**Dataset items**
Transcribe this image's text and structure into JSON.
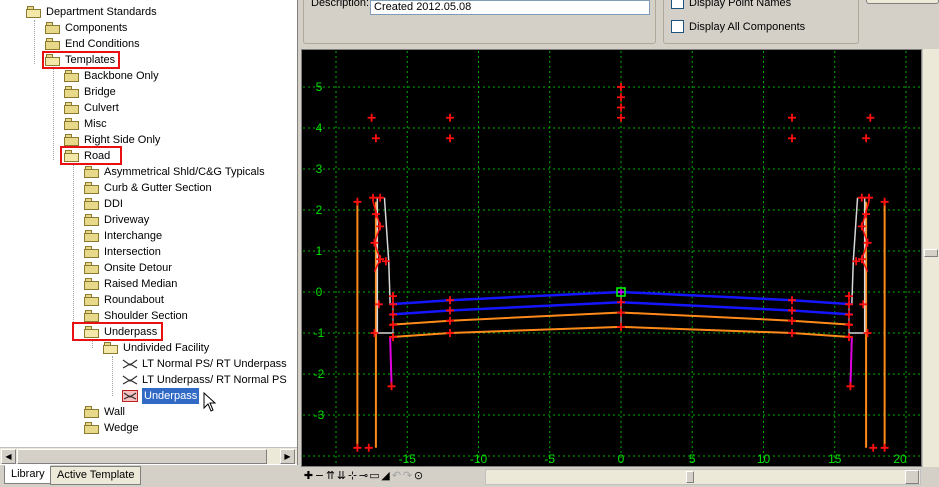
{
  "tree": {
    "root": "Department Standards",
    "components": "Components",
    "end_conditions": "End Conditions",
    "templates": "Templates",
    "templates_children": [
      "Backbone Only",
      "Bridge",
      "Culvert",
      "Misc",
      "Right Side Only"
    ],
    "road": "Road",
    "road_children": [
      "Asymmetrical Shld/C&G Typicals",
      "Curb & Gutter Section",
      "DDI",
      "Driveway",
      "Interchange",
      "Intersection",
      "Onsite Detour",
      "Raised Median",
      "Roundabout",
      "Shoulder Section"
    ],
    "underpass": "Underpass",
    "undivided_facility": "Undivided Facility",
    "undivided_children": [
      "LT Normal PS/ RT Underpass",
      "LT Underpass/ RT Normal PS"
    ],
    "selected_item": "Underpass",
    "after_items": [
      "Wall",
      "Wedge"
    ]
  },
  "bottom_tabs": [
    "Library",
    "Active Template"
  ],
  "form": {
    "description_label": "Description:",
    "description_value": "Created 2012.05.08",
    "display_point_names": "Display Point Names",
    "display_all_components": "Display All Components"
  },
  "view": {
    "x_ticks": [
      "-15",
      "-10",
      "-5",
      "0",
      "5",
      "10",
      "15",
      "20"
    ],
    "y_ticks": [
      "5",
      "4",
      "3",
      "2",
      "1",
      "0",
      "-1",
      "-2",
      "-3"
    ],
    "colors": {
      "background": "#000000",
      "grid": "#00b000",
      "axis_labels": "#00e000",
      "points": "#ff1010",
      "blue_line": "#1515ff",
      "orange_line": "#ff8a1a",
      "magenta_line": "#e000e0",
      "white_line": "#d8d8d8",
      "origin_marker": "#00ff00"
    }
  },
  "toolbar": {
    "tools": [
      "move-tool",
      "zoom-out-tool",
      "fit-tool",
      "pan-tool",
      "pan-tool-2",
      "zoom-in-tool",
      "window-tool",
      "measure-tool",
      "undo-tool",
      "redo-tool",
      "point-tool"
    ]
  }
}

**What the exercise asks**
Repeat each record exactly as shown above, dropping all images.

**Written solution**
Transcribe this image's text and structure into JSON.
{
  "tree": {
    "root": "Department Standards",
    "components": "Components",
    "end_conditions": "End Conditions",
    "templates": "Templates",
    "templates_children": [
      "Backbone Only",
      "Bridge",
      "Culvert",
      "Misc",
      "Right Side Only"
    ],
    "road": "Road",
    "road_children": [
      "Asymmetrical Shld/C&G Typicals",
      "Curb & Gutter Section",
      "DDI",
      "Driveway",
      "Interchange",
      "Intersection",
      "Onsite Detour",
      "Raised Median",
      "Roundabout",
      "Shoulder Section"
    ],
    "underpass": "Underpass",
    "undivided_facility": "Undivided Facility",
    "undivided_children": [
      "LT Normal PS/ RT Underpass",
      "LT Underpass/ RT Normal PS"
    ],
    "selected_item": "Underpass",
    "after_items": [
      "Wall",
      "Wedge"
    ]
  },
  "bottom_tabs": [
    "Library",
    "Active Template"
  ],
  "form": {
    "description_label": "Description:",
    "description_value": "Created 2012.05.08",
    "display_point_names": "Display Point Names",
    "display_all_components": "Display All Components"
  },
  "view": {
    "x_ticks": [
      "-15",
      "-10",
      "-5",
      "0",
      "5",
      "10",
      "15",
      "20"
    ],
    "y_ticks": [
      "5",
      "4",
      "3",
      "2",
      "1",
      "0",
      "-1",
      "-2",
      "-3"
    ],
    "colors": {
      "background": "#000000",
      "grid": "#00b000",
      "axis_labels": "#00e000",
      "points": "#ff1010",
      "blue_line": "#1515ff",
      "orange_line": "#ff8a1a",
      "magenta_line": "#e000e0",
      "white_line": "#d8d8d8",
      "origin_marker": "#00ff00"
    }
  },
  "toolbar": {
    "tools": [
      "move-tool",
      "zoom-out-tool",
      "fit-tool",
      "pan-tool",
      "pan-tool-2",
      "zoom-in-tool",
      "window-tool",
      "measure-tool",
      "undo-tool",
      "redo-tool",
      "point-tool"
    ]
  }
}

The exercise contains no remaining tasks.